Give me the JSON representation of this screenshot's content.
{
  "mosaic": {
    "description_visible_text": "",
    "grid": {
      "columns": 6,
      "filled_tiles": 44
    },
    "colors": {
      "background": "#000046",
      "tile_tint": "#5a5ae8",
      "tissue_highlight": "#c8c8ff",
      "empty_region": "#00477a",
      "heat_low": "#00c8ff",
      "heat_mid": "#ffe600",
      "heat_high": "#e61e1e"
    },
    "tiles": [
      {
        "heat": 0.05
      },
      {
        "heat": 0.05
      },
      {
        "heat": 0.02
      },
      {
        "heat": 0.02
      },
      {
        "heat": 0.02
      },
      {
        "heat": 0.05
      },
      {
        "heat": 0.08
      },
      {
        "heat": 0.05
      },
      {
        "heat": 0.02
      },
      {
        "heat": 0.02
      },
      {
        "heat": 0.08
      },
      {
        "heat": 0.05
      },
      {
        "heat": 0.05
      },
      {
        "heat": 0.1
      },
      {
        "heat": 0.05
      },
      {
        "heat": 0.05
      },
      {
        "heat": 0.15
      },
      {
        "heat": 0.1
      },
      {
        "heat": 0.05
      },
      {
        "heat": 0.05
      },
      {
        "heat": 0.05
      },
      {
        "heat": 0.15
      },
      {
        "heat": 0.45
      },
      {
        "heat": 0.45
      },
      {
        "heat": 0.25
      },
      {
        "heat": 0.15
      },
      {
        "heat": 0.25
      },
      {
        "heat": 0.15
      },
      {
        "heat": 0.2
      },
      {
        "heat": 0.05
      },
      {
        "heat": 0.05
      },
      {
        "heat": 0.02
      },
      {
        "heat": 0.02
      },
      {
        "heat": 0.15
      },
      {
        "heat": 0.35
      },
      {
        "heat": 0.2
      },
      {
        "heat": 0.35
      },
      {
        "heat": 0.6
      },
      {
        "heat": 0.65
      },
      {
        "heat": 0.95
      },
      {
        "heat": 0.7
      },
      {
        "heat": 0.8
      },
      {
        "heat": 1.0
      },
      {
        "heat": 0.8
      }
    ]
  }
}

* Goal: Using the listing above, reproduce each line without omission.

* Reply to the exercise:
Give me the JSON representation of this screenshot's content.
{
  "mosaic": {
    "description_visible_text": "",
    "grid": {
      "columns": 6,
      "filled_tiles": 44
    },
    "colors": {
      "background": "#000046",
      "tile_tint": "#5a5ae8",
      "tissue_highlight": "#c8c8ff",
      "empty_region": "#00477a",
      "heat_low": "#00c8ff",
      "heat_mid": "#ffe600",
      "heat_high": "#e61e1e"
    },
    "tiles": [
      {
        "heat": 0.05
      },
      {
        "heat": 0.05
      },
      {
        "heat": 0.02
      },
      {
        "heat": 0.02
      },
      {
        "heat": 0.02
      },
      {
        "heat": 0.05
      },
      {
        "heat": 0.08
      },
      {
        "heat": 0.05
      },
      {
        "heat": 0.02
      },
      {
        "heat": 0.02
      },
      {
        "heat": 0.08
      },
      {
        "heat": 0.05
      },
      {
        "heat": 0.05
      },
      {
        "heat": 0.1
      },
      {
        "heat": 0.05
      },
      {
        "heat": 0.05
      },
      {
        "heat": 0.15
      },
      {
        "heat": 0.1
      },
      {
        "heat": 0.05
      },
      {
        "heat": 0.05
      },
      {
        "heat": 0.05
      },
      {
        "heat": 0.15
      },
      {
        "heat": 0.45
      },
      {
        "heat": 0.45
      },
      {
        "heat": 0.25
      },
      {
        "heat": 0.15
      },
      {
        "heat": 0.25
      },
      {
        "heat": 0.15
      },
      {
        "heat": 0.2
      },
      {
        "heat": 0.05
      },
      {
        "heat": 0.05
      },
      {
        "heat": 0.02
      },
      {
        "heat": 0.02
      },
      {
        "heat": 0.15
      },
      {
        "heat": 0.35
      },
      {
        "heat": 0.2
      },
      {
        "heat": 0.35
      },
      {
        "heat": 0.6
      },
      {
        "heat": 0.65
      },
      {
        "heat": 0.95
      },
      {
        "heat": 0.7
      },
      {
        "heat": 0.8
      },
      {
        "heat": 1.0
      },
      {
        "heat": 0.8
      }
    ]
  }
}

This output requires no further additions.